** Working data **
>> START

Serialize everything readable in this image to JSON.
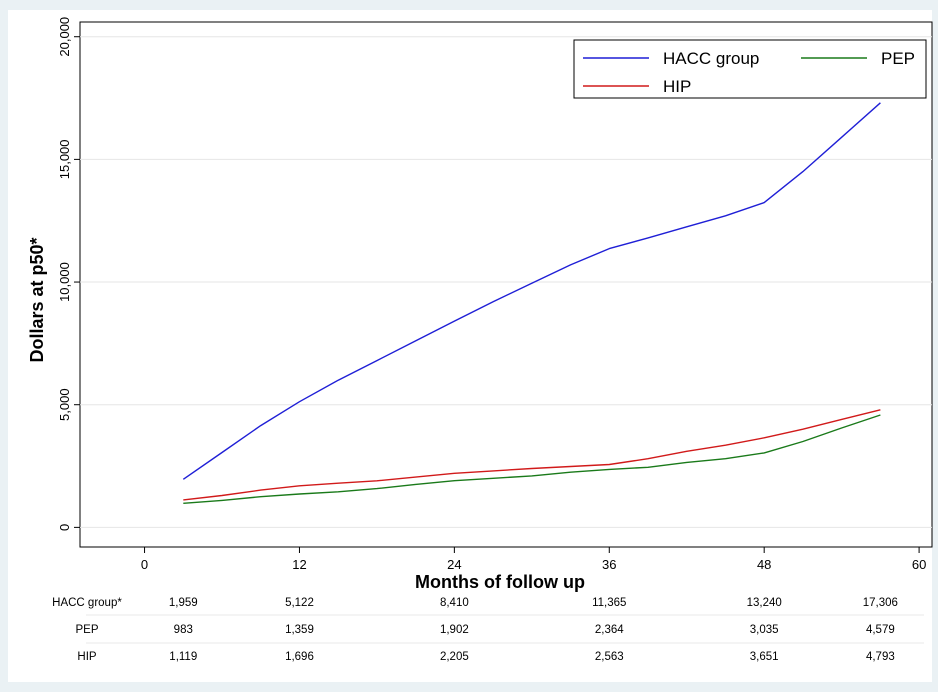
{
  "chart_data": {
    "type": "line",
    "xlabel": "Months of follow up",
    "ylabel": "Dollars at p50*",
    "xlim": [
      -5,
      61
    ],
    "ylim": [
      -800,
      20600
    ],
    "x_ticks": [
      0,
      12,
      24,
      36,
      48,
      60
    ],
    "x_tick_labels": [
      "0",
      "12",
      "24",
      "36",
      "48",
      "60"
    ],
    "y_ticks": [
      0,
      5000,
      10000,
      15000,
      20000
    ],
    "y_tick_labels": [
      "0",
      "5,000",
      "10,000",
      "15,000",
      "20,000"
    ],
    "grid": "horizontal",
    "legend_position": "top-right",
    "series": [
      {
        "name": "HACC group",
        "color": "#1f1fd6",
        "x": [
          3,
          6,
          9,
          12,
          15,
          18,
          21,
          24,
          27,
          30,
          33,
          36,
          39,
          42,
          45,
          48,
          51,
          54,
          57
        ],
        "y": [
          1959,
          3050,
          4150,
          5122,
          6000,
          6800,
          7600,
          8410,
          9200,
          9950,
          10700,
          11365,
          11800,
          12250,
          12700,
          13240,
          14500,
          15900,
          17306
        ]
      },
      {
        "name": "PEP",
        "color": "#1a7a1a",
        "x": [
          3,
          6,
          9,
          12,
          15,
          18,
          21,
          24,
          27,
          30,
          33,
          36,
          39,
          42,
          45,
          48,
          51,
          54,
          57
        ],
        "y": [
          983,
          1100,
          1250,
          1359,
          1450,
          1580,
          1750,
          1902,
          2000,
          2100,
          2250,
          2364,
          2450,
          2650,
          2800,
          3035,
          3500,
          4050,
          4579
        ]
      },
      {
        "name": "HIP",
        "color": "#d11a1a",
        "x": [
          3,
          6,
          9,
          12,
          15,
          18,
          21,
          24,
          27,
          30,
          33,
          36,
          39,
          42,
          45,
          48,
          51,
          54,
          57
        ],
        "y": [
          1119,
          1300,
          1520,
          1696,
          1800,
          1900,
          2050,
          2205,
          2300,
          2400,
          2480,
          2563,
          2800,
          3100,
          3350,
          3651,
          4000,
          4400,
          4793
        ]
      }
    ],
    "table": {
      "columns_x": [
        3,
        12,
        24,
        36,
        48,
        57
      ],
      "rows": [
        {
          "label": "HACC group*",
          "values": [
            "1,959",
            "5,122",
            "8,410",
            "11,365",
            "13,240",
            "17,306"
          ]
        },
        {
          "label": "PEP",
          "values": [
            "983",
            "1,359",
            "1,902",
            "2,364",
            "3,035",
            "4,579"
          ]
        },
        {
          "label": "HIP",
          "values": [
            "1,119",
            "1,696",
            "2,205",
            "2,563",
            "3,651",
            "4,793"
          ]
        }
      ]
    },
    "legend": {
      "items": [
        {
          "name": "HACC group",
          "color": "#1f1fd6"
        },
        {
          "name": "PEP",
          "color": "#1a7a1a"
        },
        {
          "name": "HIP",
          "color": "#d11a1a"
        }
      ]
    }
  }
}
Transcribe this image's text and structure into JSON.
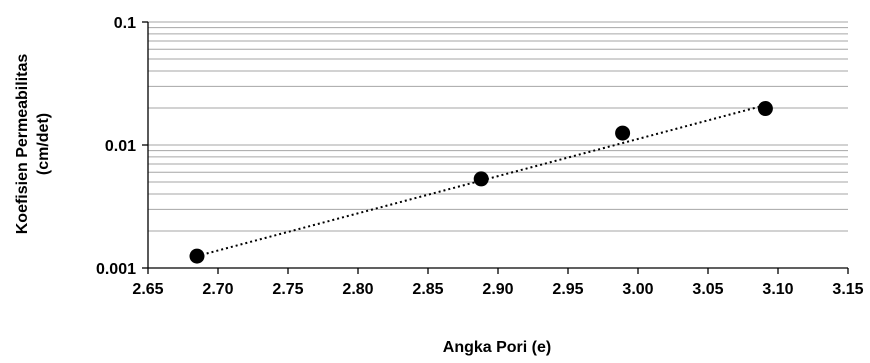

>> END

** Problem to work on **
Pick every line with "this" in it and copy it.

** Output **
Serialize everything readable in this image to JSON.
Transcribe this image's text and structure into JSON.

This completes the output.